Requirement
Give the listing again in full, exactly as written.
:: Record set
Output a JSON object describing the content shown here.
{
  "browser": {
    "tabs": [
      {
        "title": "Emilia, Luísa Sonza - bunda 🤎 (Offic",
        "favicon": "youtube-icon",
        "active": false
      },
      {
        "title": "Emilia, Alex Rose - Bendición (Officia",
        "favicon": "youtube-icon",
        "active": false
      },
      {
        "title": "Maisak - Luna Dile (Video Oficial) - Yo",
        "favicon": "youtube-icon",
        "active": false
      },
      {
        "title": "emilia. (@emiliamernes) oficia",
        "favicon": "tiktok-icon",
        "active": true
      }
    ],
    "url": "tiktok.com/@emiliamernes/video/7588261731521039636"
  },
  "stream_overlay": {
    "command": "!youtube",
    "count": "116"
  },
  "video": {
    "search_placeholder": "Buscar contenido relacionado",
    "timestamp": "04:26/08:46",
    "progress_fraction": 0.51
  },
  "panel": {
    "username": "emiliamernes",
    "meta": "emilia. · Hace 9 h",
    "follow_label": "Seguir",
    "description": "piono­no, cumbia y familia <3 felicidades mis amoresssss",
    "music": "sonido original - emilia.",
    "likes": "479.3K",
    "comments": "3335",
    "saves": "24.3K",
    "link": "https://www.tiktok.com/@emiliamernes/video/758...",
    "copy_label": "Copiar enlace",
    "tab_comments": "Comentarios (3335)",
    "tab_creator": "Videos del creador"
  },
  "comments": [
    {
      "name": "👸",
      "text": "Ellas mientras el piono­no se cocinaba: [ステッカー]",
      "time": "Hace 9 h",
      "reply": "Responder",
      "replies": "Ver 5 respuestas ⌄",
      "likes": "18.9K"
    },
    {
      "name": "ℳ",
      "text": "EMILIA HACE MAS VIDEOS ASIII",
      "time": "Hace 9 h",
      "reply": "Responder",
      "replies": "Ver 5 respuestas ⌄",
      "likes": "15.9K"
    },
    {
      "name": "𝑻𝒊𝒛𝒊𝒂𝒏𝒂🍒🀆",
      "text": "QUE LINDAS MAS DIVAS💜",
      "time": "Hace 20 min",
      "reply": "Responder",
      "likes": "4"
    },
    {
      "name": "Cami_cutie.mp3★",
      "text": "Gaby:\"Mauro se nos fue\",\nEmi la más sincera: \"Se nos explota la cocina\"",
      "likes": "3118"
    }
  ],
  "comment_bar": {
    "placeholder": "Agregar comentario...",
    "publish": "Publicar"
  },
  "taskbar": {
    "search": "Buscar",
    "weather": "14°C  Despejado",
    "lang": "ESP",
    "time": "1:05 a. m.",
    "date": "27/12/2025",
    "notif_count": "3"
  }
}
::::
Problem solution
Output a JSON object describing the content shown here.
{
  "browser": {
    "tabs": [
      {
        "title": "Emilia, Luísa Sonza - bunda 🤎 (Offic",
        "favicon": "youtube-icon",
        "active": false
      },
      {
        "title": "Emilia, Alex Rose - Bendición (Officia",
        "favicon": "youtube-icon",
        "active": false
      },
      {
        "title": "Maisak - Luna Dile (Video Oficial) - Yo",
        "favicon": "youtube-icon",
        "active": false
      },
      {
        "title": "emilia. (@emiliamernes) oficia",
        "favicon": "tiktok-icon",
        "active": true
      }
    ],
    "url": "tiktok.com/@emiliamernes/video/7588261731521039636"
  },
  "stream_overlay": {
    "command": "!youtube",
    "count": "116"
  },
  "video": {
    "search_placeholder": "Buscar contenido relacionado",
    "timestamp": "04:26/08:46",
    "progress_fraction": 0.51
  },
  "panel": {
    "username": "emiliamernes",
    "meta": "emilia. · Hace 9 h",
    "follow_label": "Seguir",
    "description": "piono­no, cumbia y familia <3 felicidades mis amoresssss",
    "music": "sonido original - emilia.",
    "likes": "479.3K",
    "comments": "3335",
    "saves": "24.3K",
    "link": "https://www.tiktok.com/@emiliamernes/video/758...",
    "copy_label": "Copiar enlace",
    "tab_comments": "Comentarios (3335)",
    "tab_creator": "Videos del creador"
  },
  "comments": [
    {
      "name": "👸",
      "text": "Ellas mientras el piono­no se cocinaba: [ステッカー]",
      "time": "Hace 9 h",
      "reply": "Responder",
      "replies": "Ver 5 respuestas ⌄",
      "likes": "18.9K"
    },
    {
      "name": "ℳ",
      "text": "EMILIA HACE MAS VIDEOS ASIII",
      "time": "Hace 9 h",
      "reply": "Responder",
      "replies": "Ver 5 respuestas ⌄",
      "likes": "15.9K"
    },
    {
      "name": "𝑻𝒊𝒛𝒊𝒂𝒏𝒂🍒🀆",
      "text": "QUE LINDAS MAS DIVAS💜",
      "time": "Hace 20 min",
      "reply": "Responder",
      "likes": "4"
    },
    {
      "name": "Cami_cutie.mp3★",
      "text": "Gaby:\"Mauro se nos fue\",\nEmi la más sincera: \"Se nos explota la cocina\"",
      "likes": "3118"
    }
  ],
  "comment_bar": {
    "placeholder": "Agregar comentario...",
    "publish": "Publicar"
  },
  "taskbar": {
    "search": "Buscar",
    "weather": "14°C  Despejado",
    "lang": "ESP",
    "time": "1:05 a. m.",
    "date": "27/12/2025",
    "notif_count": "3"
  }
}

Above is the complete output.